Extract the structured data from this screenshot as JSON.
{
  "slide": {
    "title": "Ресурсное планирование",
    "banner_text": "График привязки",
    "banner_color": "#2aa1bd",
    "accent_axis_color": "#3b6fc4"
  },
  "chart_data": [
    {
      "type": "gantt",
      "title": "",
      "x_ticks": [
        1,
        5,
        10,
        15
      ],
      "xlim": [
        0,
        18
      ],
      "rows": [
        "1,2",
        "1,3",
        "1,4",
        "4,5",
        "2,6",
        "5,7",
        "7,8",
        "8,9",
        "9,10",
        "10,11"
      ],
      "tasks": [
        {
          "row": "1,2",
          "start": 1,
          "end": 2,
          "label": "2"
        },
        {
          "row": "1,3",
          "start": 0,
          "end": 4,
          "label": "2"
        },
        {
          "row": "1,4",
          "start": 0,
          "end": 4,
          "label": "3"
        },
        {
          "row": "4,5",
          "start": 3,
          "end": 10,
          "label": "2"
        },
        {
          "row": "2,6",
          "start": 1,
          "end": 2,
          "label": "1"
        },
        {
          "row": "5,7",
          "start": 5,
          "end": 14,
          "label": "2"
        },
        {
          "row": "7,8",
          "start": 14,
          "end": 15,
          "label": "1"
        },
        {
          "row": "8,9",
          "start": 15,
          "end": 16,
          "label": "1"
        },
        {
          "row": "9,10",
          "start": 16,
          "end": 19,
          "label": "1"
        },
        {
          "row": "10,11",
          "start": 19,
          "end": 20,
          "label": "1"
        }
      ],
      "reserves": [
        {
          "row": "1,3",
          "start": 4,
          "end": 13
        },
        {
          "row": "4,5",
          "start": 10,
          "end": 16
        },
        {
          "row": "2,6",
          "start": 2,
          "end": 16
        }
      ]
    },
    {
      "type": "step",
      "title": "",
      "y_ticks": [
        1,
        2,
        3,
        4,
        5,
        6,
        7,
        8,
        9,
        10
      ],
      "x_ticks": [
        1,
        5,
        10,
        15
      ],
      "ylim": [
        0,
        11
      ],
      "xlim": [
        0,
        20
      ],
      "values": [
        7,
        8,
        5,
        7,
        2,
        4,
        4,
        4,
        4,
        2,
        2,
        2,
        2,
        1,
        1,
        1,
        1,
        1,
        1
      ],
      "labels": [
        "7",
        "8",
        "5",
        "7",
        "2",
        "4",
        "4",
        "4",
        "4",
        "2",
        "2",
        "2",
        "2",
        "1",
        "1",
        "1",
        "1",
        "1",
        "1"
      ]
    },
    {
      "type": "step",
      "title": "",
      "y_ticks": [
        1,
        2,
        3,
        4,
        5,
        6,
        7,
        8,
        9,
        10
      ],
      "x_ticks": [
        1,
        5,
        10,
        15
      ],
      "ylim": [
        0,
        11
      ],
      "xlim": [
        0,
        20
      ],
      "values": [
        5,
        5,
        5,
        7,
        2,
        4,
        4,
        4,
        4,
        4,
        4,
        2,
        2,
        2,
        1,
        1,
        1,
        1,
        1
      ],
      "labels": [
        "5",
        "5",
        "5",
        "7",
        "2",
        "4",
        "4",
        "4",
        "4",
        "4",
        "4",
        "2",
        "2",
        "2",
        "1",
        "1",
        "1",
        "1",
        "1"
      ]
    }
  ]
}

**GIVEN PROBLEM**: Go through the records and print each one exactly.

**THE RESULT**:
Extract the structured data from this screenshot as JSON.
{
  "slide": {
    "title": "Ресурсное планирование",
    "banner_text": "График привязки",
    "banner_color": "#2aa1bd",
    "accent_axis_color": "#3b6fc4"
  },
  "chart_data": [
    {
      "type": "gantt",
      "title": "",
      "x_ticks": [
        1,
        5,
        10,
        15
      ],
      "xlim": [
        0,
        18
      ],
      "rows": [
        "1,2",
        "1,3",
        "1,4",
        "4,5",
        "2,6",
        "5,7",
        "7,8",
        "8,9",
        "9,10",
        "10,11"
      ],
      "tasks": [
        {
          "row": "1,2",
          "start": 1,
          "end": 2,
          "label": "2"
        },
        {
          "row": "1,3",
          "start": 0,
          "end": 4,
          "label": "2"
        },
        {
          "row": "1,4",
          "start": 0,
          "end": 4,
          "label": "3"
        },
        {
          "row": "4,5",
          "start": 3,
          "end": 10,
          "label": "2"
        },
        {
          "row": "2,6",
          "start": 1,
          "end": 2,
          "label": "1"
        },
        {
          "row": "5,7",
          "start": 5,
          "end": 14,
          "label": "2"
        },
        {
          "row": "7,8",
          "start": 14,
          "end": 15,
          "label": "1"
        },
        {
          "row": "8,9",
          "start": 15,
          "end": 16,
          "label": "1"
        },
        {
          "row": "9,10",
          "start": 16,
          "end": 19,
          "label": "1"
        },
        {
          "row": "10,11",
          "start": 19,
          "end": 20,
          "label": "1"
        }
      ],
      "reserves": [
        {
          "row": "1,3",
          "start": 4,
          "end": 13
        },
        {
          "row": "4,5",
          "start": 10,
          "end": 16
        },
        {
          "row": "2,6",
          "start": 2,
          "end": 16
        }
      ]
    },
    {
      "type": "step",
      "title": "",
      "y_ticks": [
        1,
        2,
        3,
        4,
        5,
        6,
        7,
        8,
        9,
        10
      ],
      "x_ticks": [
        1,
        5,
        10,
        15
      ],
      "ylim": [
        0,
        11
      ],
      "xlim": [
        0,
        20
      ],
      "values": [
        7,
        8,
        5,
        7,
        2,
        4,
        4,
        4,
        4,
        2,
        2,
        2,
        2,
        1,
        1,
        1,
        1,
        1,
        1
      ],
      "labels": [
        "7",
        "8",
        "5",
        "7",
        "2",
        "4",
        "4",
        "4",
        "4",
        "2",
        "2",
        "2",
        "2",
        "1",
        "1",
        "1",
        "1",
        "1",
        "1"
      ]
    },
    {
      "type": "step",
      "title": "",
      "y_ticks": [
        1,
        2,
        3,
        4,
        5,
        6,
        7,
        8,
        9,
        10
      ],
      "x_ticks": [
        1,
        5,
        10,
        15
      ],
      "ylim": [
        0,
        11
      ],
      "xlim": [
        0,
        20
      ],
      "values": [
        5,
        5,
        5,
        7,
        2,
        4,
        4,
        4,
        4,
        4,
        4,
        2,
        2,
        2,
        1,
        1,
        1,
        1,
        1
      ],
      "labels": [
        "5",
        "5",
        "5",
        "7",
        "2",
        "4",
        "4",
        "4",
        "4",
        "4",
        "4",
        "2",
        "2",
        "2",
        "1",
        "1",
        "1",
        "1",
        "1"
      ]
    }
  ]
}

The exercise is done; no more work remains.